• **SOURCE MATERIAL**
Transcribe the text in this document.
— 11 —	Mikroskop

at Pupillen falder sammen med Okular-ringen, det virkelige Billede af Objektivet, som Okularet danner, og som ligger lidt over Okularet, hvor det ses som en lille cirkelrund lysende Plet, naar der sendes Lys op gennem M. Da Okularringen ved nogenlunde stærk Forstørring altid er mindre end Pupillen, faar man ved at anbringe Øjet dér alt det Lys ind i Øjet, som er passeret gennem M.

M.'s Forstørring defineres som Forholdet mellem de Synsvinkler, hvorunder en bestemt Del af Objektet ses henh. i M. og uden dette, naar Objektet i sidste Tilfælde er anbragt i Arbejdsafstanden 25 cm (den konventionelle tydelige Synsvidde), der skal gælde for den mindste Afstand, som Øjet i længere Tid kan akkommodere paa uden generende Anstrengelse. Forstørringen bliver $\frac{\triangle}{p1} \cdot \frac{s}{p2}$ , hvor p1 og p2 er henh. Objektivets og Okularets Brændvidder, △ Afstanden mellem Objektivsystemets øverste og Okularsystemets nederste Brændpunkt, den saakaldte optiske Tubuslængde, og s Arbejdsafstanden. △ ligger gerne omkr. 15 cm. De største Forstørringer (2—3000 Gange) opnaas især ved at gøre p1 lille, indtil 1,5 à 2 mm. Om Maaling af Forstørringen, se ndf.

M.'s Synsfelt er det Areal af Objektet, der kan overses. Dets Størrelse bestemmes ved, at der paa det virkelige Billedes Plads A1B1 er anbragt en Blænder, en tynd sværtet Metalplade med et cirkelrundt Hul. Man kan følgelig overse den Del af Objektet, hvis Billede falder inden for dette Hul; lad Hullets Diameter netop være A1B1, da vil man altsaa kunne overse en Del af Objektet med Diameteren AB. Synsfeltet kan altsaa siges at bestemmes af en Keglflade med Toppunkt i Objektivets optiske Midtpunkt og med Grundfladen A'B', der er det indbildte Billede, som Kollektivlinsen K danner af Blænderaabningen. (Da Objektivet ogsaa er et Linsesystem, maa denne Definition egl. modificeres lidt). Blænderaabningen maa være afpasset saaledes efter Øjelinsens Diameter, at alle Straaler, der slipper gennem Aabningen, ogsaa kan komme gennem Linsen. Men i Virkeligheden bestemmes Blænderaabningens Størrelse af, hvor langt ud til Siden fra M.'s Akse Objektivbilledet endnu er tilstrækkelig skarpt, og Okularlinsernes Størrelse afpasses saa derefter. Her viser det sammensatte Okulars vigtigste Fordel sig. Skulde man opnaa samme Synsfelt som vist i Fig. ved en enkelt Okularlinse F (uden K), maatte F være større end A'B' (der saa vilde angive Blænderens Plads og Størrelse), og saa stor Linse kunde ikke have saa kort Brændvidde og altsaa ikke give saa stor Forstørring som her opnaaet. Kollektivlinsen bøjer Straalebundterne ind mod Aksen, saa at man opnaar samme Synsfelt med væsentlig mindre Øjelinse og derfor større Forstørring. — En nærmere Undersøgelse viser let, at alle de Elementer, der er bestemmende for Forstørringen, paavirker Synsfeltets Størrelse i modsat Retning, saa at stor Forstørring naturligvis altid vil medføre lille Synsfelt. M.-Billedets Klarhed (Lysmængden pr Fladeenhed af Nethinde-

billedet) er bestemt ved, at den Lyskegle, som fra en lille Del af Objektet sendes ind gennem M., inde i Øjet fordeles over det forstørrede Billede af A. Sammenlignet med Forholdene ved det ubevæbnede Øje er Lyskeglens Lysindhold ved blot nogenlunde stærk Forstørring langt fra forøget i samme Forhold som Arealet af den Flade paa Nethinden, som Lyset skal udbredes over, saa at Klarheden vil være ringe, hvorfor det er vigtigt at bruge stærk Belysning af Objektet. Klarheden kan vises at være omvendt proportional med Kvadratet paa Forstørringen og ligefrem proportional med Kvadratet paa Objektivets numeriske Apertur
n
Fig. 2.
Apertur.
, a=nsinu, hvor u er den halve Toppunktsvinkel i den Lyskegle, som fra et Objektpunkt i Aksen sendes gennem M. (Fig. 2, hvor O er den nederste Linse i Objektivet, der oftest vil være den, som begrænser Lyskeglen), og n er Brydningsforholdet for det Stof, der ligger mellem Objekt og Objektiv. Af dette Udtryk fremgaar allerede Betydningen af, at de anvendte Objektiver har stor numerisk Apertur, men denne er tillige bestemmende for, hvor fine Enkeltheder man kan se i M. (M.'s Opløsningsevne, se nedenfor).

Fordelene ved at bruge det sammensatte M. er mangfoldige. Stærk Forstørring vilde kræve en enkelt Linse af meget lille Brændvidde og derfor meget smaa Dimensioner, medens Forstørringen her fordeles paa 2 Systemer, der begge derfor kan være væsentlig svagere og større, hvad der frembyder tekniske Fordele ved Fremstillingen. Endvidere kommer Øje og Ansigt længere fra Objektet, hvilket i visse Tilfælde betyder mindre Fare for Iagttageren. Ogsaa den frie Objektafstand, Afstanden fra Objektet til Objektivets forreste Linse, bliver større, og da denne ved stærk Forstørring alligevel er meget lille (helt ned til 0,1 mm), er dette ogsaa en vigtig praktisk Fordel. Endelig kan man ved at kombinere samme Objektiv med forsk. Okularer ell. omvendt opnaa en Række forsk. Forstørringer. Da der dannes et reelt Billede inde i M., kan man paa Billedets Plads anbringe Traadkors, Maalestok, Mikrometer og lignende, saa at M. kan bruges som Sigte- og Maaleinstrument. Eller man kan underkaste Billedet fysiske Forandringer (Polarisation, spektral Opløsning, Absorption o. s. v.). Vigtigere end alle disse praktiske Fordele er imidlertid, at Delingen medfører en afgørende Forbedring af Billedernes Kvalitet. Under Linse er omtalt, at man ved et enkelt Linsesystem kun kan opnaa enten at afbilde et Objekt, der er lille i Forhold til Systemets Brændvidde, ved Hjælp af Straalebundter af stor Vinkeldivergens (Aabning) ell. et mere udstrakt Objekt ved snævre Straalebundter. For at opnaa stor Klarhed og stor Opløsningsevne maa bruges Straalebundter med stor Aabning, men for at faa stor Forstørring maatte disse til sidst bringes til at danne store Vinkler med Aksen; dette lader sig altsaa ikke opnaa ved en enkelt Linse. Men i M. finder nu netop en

• **WORK TO DO**
In the records above, locate the lines holding the word "Apertur". Copy each of them.

• **COMPLETED TASK**
billedet) er bestemt ved, at den Lyskegle, som fra en lille Del af Objektet sendes ind gennem M., inde i Øjet fordeles over det forstørrede Billede af A. Sammenlignet med Forholdene ved det ubevæbnede Øje er Lyskeglens Lysindhold ved blot nogenlunde stærk Forstørring langt fra forøget i samme Forhold som Arealet af den Flade paa Nethinden, som Lyset skal udbredes over, saa at Klarheden vil være ringe, hvorfor det er vigtigt at bruge stærk Belysning af Objektet. Klarheden kan vises at være omvendt proportional med Kvadratet paa Forstørringen og ligefrem proportional med Kvadratet paa Objektivets numeriske Apertur
Apertur.
, a=nsinu, hvor u er den halve Toppunktsvinkel i den Lyskegle, som fra et Objektpunkt i Aksen sendes gennem M. (Fig. 2, hvor O er den nederste Linse i Objektivet, der oftest vil være den, som begrænser Lyskeglen), og n er Brydningsforholdet for det Stof, der ligger mellem Objekt og Objektiv. Af dette Udtryk fremgaar allerede Betydningen af, at de anvendte Objektiver har stor numerisk Apertur, men denne er tillige bestemmende for, hvor fine Enkeltheder man kan se i M. (M.'s Opløsningsevne, se nedenfor).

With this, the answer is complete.